◆ Given problem: Transcribe the records below exactly.

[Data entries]
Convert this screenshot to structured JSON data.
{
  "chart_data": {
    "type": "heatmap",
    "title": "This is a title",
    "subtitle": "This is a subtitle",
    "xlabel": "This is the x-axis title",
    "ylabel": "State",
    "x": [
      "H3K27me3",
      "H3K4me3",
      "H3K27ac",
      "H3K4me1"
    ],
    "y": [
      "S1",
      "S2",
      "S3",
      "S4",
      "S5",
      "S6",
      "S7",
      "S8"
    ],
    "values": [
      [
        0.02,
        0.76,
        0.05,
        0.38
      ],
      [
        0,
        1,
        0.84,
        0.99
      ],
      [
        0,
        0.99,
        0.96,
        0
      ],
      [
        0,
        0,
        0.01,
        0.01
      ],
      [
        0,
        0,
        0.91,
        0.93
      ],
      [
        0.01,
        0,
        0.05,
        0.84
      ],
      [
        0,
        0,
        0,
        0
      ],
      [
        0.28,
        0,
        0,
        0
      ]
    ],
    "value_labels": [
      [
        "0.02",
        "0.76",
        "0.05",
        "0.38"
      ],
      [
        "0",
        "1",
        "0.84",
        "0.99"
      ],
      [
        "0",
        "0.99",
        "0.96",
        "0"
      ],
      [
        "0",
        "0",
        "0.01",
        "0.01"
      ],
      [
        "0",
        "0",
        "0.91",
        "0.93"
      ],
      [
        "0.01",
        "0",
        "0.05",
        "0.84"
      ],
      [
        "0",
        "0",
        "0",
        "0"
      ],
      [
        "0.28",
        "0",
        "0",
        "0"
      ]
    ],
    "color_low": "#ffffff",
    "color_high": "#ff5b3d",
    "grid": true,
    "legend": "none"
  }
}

◆ Response:
Convert this screenshot to structured JSON data.
{
  "chart_data": {
    "type": "heatmap",
    "title": "This is a title",
    "subtitle": "This is a subtitle",
    "xlabel": "This is the x-axis title",
    "ylabel": "State",
    "x": [
      "H3K27me3",
      "H3K4me3",
      "H3K27ac",
      "H3K4me1"
    ],
    "y": [
      "S1",
      "S2",
      "S3",
      "S4",
      "S5",
      "S6",
      "S7",
      "S8"
    ],
    "values": [
      [
        0.02,
        0.76,
        0.05,
        0.38
      ],
      [
        0,
        1,
        0.84,
        0.99
      ],
      [
        0,
        0.99,
        0.96,
        0
      ],
      [
        0,
        0,
        0.01,
        0.01
      ],
      [
        0,
        0,
        0.91,
        0.93
      ],
      [
        0.01,
        0,
        0.05,
        0.84
      ],
      [
        0,
        0,
        0,
        0
      ],
      [
        0.28,
        0,
        0,
        0
      ]
    ],
    "value_labels": [
      [
        "0.02",
        "0.76",
        "0.05",
        "0.38"
      ],
      [
        "0",
        "1",
        "0.84",
        "0.99"
      ],
      [
        "0",
        "0.99",
        "0.96",
        "0"
      ],
      [
        "0",
        "0",
        "0.01",
        "0.01"
      ],
      [
        "0",
        "0",
        "0.91",
        "0.93"
      ],
      [
        "0.01",
        "0",
        "0.05",
        "0.84"
      ],
      [
        "0",
        "0",
        "0",
        "0"
      ],
      [
        "0.28",
        "0",
        "0",
        "0"
      ]
    ],
    "color_low": "#ffffff",
    "color_high": "#ff5b3d",
    "grid": true,
    "legend": "none"
  }
}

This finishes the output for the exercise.